= ФРАГМЕНТ ТЕКСТА =
════════════════════

И Адольф Гитлер должен был теперь изыскивать выход из этого тупика, соответствующий не только возможностям своего незрелого возраста, но и собственной изощренной логике и воображению интригана, уже сумевшего оградить себя от физических расправ со стороны собственного папаши, а в перспективе способного обводить вокруг пальца почти любого встречного и поперечного.
Одиннадцати-двенадцатилетний Адольф должен был прекрасно понимать, что если обстановка в Шпитале существенно не изменится, то ни о какой добыче клада не может быть и речи.
Должен был это понимать и его отец.
Начинать анализ того, каким образом Адольф Гитлер добрался до фамильных сокровищ Шикльгруберов и Гитлеров, нужно снова с нашего традиционного вопроса: а что должен был бы предпринять его отец, когда главное дело его жизни должно было в очередной раз зайти в тупик?
Мы ведь помним фразу, которая повторяется у нас прямо как заклинание: «Отец был очень упорен в достижении поставленных целей...»
Ну и что же этот упорный отец должен был предпринять, если бы его сын приблизительно в 1901 году вынужден был доложить, что операция зашла в тупик, поскольку он никак не может избавиться от настойчивого приглядывания со стороны его ровесников в Шпитале, а что делать дальше – не знает?

════════════════════

= ЗАДАНИЕ 1 =
Приблизительно в каком году, согласно фрагменту о детстве Адольфа Гитлера, сын мог бы доложить отцу, что операция зашла в тупик?
= ЗАДАНИЕ 2 =
Перепечатайте из фрагмента о детстве Адольфа Гитлера часть, которая начинается со слов «Одиннадцати-двенадцатилетний Адольф должен» и заканчивается словами «быть и речи.».
= ЗАДАНИЕ 3 =
Продолжите фрагмент о детстве Адольфа Гитлера, начав сразу после его последнего предложения.
Записи, приведённые далее, никак не связаны с фрагментом текста.

= СОХРАНЁННЫЕ ЗАПИСИ =

════════════════════

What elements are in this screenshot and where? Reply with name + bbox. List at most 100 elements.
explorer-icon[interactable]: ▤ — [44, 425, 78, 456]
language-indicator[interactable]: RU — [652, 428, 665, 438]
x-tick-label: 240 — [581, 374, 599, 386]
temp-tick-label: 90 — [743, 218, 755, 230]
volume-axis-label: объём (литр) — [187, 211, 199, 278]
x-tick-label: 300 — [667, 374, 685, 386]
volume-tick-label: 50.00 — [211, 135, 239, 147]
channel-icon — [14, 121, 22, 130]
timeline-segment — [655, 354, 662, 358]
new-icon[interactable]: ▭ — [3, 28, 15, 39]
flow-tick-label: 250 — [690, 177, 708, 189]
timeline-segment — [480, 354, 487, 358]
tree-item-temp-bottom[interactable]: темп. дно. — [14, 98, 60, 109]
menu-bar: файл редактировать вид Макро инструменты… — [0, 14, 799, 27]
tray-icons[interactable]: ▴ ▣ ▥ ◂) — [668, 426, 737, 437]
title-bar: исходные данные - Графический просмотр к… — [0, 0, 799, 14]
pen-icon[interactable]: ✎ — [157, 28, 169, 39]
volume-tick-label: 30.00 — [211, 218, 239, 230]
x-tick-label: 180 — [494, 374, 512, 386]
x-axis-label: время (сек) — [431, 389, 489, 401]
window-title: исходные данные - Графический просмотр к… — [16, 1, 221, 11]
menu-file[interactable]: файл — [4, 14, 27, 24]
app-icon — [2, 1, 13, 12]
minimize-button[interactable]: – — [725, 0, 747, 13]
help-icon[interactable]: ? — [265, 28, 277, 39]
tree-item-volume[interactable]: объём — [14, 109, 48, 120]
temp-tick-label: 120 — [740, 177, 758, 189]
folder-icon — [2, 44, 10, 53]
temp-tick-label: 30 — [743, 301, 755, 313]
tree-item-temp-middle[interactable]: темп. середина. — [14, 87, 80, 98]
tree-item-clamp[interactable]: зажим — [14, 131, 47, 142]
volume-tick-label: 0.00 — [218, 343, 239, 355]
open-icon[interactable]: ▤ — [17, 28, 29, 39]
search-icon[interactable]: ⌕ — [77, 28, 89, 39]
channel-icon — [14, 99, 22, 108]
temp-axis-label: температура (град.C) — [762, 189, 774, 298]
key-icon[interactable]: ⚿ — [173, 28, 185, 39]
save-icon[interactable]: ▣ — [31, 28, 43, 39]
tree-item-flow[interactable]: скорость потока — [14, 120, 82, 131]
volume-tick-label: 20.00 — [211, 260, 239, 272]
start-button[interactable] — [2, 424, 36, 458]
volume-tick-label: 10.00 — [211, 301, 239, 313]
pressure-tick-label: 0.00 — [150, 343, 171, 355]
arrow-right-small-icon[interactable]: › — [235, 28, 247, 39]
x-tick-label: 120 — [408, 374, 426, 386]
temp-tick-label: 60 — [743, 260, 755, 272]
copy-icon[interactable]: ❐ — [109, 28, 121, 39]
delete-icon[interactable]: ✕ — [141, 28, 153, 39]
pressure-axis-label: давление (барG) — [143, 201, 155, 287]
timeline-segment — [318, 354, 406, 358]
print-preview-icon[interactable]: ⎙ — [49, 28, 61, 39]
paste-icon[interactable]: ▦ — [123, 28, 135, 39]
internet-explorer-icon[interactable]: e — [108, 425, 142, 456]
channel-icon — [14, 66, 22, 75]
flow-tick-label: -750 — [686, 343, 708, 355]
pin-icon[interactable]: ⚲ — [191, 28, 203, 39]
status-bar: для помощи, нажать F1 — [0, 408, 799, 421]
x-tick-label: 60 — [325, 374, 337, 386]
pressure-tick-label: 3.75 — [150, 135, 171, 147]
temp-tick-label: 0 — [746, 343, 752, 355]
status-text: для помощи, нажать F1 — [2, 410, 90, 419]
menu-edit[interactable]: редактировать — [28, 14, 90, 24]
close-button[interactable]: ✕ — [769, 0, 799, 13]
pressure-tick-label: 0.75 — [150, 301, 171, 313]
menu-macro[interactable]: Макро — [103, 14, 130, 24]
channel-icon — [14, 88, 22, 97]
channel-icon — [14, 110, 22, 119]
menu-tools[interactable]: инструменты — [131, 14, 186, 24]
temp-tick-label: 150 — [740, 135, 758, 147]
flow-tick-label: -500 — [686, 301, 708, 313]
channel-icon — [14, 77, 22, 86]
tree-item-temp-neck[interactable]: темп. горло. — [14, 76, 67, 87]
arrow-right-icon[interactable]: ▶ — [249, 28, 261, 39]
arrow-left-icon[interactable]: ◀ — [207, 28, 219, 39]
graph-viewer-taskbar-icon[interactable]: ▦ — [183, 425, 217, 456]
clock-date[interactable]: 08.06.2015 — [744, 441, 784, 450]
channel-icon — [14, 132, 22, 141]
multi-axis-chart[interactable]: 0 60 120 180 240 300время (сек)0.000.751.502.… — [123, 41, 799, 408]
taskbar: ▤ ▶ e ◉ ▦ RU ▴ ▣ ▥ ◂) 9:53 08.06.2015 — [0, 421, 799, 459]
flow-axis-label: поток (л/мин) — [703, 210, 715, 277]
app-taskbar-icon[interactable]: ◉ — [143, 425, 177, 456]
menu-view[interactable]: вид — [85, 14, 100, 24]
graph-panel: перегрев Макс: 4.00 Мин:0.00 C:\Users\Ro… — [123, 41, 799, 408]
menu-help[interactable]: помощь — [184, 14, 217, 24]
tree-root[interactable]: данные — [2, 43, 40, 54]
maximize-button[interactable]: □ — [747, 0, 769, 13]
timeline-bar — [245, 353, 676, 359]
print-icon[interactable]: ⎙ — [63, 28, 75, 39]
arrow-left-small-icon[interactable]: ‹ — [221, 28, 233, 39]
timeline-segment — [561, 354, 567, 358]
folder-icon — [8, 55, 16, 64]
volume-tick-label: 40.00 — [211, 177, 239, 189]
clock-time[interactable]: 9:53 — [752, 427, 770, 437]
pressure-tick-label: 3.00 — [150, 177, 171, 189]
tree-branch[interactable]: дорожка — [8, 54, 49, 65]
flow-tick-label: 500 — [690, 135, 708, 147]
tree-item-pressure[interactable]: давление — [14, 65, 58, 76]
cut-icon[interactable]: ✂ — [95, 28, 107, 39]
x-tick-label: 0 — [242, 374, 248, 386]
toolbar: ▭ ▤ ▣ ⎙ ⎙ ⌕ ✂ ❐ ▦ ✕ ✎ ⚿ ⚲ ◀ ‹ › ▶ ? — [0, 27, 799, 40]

════════════════════

= ОТВЕТ 1 =
Приблизительно в 1901 году.

= ОТВЕТ 2 =
Одиннадцати-двенадцатилетний Адольф должен был прекрасно понимать, что если обстановка в Шпитале существенно не изменится, то ни о какой добыче клада не может быть и речи.

= ОТВЕТ 3 =
Ничего поделать в такой ситуации не мог и отец – такая ситуация исключала всякую возможность позитивного вмешательства взрослых.
Нередко встречаются ситуации, когда вмешательство взрослых в детские конфликты способно их разрядить и полностью прекратить: взрослые договариваются между собой и предпринимают соответствующие разъяснительные или карательные меры по отношению к собственным чадам, в результате чего последние, даже не желая изменений собственного поведения, принуждены подчиниться взрослым – почти каждый может припомнить аналогичные примеры из своего собственного детства. Такие разрядки ситуаций происходят и тогда, когда одна из взрослых сторон вовсе не согласна в принципе с другой, но вынуждена уступать более сильной позиции – более влиятельным родителям «противников» собственных детей или, например, учителям. Но в Шпитале-то такое было невозможным!
Пребывание Адольфа на каникулах в Шпитале было сугубо добровольным с его стороны и со стороны его родителей – последние, будучи более обеспеченными людьми, нежели их шпитальские родственники, вполне могли определить и совершенно иное место и форму отдыха своему сыну. К Алоизу в Шпитале, напоминаем, должны были относиться, мягко выражаясь, без особых симпатий. В такой ситуации претензии родителей Адольфа (отца или матери – неважно!) к поведению его шпитальских сверстников должно было вызвать соответствующую реакцию шпитальских взрослых: сам Адольф виноват в том, что не желает по-хорошему дружить с другими мальчишками, а если его родителям это не нравится – то могут сами забирать своего сына куда хотят – ведь сюда его никто особенно не звал и не приглашал!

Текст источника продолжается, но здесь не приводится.